● **To do**
Filter the entries below, keeping every line that has the word "днем".

● **Listing**

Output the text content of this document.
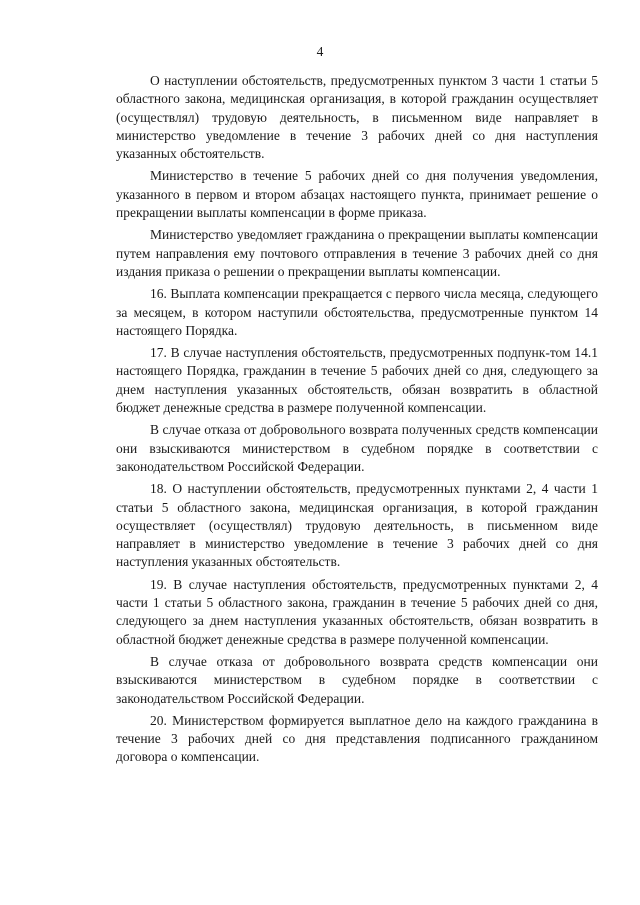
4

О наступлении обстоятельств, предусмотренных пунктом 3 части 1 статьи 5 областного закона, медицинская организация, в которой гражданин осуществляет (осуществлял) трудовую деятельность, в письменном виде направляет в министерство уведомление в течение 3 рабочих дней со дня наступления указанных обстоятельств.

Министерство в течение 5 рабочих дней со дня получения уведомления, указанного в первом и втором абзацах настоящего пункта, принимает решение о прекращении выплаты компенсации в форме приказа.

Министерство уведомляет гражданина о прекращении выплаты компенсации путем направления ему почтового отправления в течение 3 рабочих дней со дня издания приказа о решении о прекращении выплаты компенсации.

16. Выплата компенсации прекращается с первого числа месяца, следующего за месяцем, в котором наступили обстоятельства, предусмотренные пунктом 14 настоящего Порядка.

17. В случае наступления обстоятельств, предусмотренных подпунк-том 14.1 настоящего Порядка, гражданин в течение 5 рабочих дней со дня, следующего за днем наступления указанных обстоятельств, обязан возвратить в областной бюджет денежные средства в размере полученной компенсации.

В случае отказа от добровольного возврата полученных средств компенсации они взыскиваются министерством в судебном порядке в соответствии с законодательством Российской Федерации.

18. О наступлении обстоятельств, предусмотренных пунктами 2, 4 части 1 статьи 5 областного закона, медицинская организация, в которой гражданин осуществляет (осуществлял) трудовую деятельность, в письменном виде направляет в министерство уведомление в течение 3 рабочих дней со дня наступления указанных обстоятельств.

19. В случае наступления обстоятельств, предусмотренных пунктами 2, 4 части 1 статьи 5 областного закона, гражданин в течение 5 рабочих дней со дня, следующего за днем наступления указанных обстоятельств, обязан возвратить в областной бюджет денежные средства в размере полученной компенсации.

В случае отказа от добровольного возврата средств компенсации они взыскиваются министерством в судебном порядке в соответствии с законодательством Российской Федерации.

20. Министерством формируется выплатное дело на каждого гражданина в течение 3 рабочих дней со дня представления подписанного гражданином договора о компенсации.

==

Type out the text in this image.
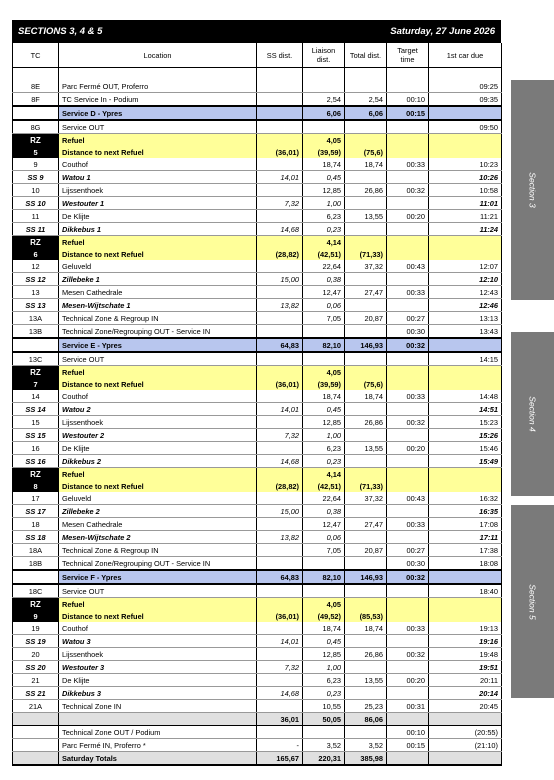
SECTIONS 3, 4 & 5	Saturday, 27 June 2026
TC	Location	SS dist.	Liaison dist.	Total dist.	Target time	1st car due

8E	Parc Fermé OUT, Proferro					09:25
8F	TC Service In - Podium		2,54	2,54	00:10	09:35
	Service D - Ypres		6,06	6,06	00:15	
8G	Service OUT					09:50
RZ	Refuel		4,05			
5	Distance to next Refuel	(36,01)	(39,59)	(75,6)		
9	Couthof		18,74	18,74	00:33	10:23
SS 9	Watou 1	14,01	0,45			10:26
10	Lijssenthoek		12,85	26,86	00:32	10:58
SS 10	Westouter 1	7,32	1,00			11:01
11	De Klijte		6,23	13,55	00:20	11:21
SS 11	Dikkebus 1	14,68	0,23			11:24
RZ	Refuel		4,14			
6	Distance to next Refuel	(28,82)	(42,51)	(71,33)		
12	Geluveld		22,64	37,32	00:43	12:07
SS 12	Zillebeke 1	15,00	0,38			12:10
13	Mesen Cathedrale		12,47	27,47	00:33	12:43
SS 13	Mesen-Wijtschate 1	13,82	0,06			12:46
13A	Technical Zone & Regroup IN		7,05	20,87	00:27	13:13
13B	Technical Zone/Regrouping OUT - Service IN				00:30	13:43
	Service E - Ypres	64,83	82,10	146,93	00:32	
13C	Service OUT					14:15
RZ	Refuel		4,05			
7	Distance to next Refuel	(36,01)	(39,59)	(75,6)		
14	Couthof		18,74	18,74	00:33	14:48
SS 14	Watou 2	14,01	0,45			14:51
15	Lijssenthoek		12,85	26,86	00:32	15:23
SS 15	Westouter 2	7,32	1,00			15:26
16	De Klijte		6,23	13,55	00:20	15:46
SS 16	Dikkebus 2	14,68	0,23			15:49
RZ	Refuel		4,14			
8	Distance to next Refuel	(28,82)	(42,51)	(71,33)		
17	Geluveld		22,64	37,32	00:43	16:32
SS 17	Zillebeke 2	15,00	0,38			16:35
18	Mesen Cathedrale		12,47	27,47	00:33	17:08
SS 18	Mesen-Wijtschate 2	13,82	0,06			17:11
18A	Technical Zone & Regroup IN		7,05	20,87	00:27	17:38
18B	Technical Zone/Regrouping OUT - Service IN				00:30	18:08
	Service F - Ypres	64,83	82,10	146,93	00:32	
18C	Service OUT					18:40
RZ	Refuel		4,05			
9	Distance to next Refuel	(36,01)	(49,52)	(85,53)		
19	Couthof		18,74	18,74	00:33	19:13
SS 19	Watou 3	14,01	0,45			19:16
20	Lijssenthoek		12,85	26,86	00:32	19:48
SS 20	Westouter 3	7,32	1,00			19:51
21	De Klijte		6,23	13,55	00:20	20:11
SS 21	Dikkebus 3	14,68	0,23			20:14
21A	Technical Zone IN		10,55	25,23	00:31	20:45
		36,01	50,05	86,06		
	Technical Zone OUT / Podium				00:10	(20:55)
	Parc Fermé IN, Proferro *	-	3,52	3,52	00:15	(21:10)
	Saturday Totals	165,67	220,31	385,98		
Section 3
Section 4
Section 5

--

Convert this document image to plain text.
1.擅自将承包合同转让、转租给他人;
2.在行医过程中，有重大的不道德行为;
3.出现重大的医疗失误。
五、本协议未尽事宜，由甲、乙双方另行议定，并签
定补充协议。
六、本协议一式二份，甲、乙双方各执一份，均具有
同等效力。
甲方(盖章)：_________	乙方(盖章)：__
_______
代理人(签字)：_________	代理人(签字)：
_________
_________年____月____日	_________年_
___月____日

● **Result for this task**
17. В случае наступления обстоятельств, предусмотренных подпунк-том 14.1 настоящего Порядка, гражданин в течение 5 рабочих дней со дня, следующего за днем наступления указанных обстоятельств, обязан возвратить в областной бюджет денежные средства в размере полученной компенсации.
19. В случае наступления обстоятельств, предусмотренных пунктами 2, 4 части 1 статьи 5 областного закона, гражданин в течение 5 рабочих дней со дня, следующего за днем наступления указанных обстоятельств, обязан возвратить в областной бюджет денежные средства в размере полученной компенсации.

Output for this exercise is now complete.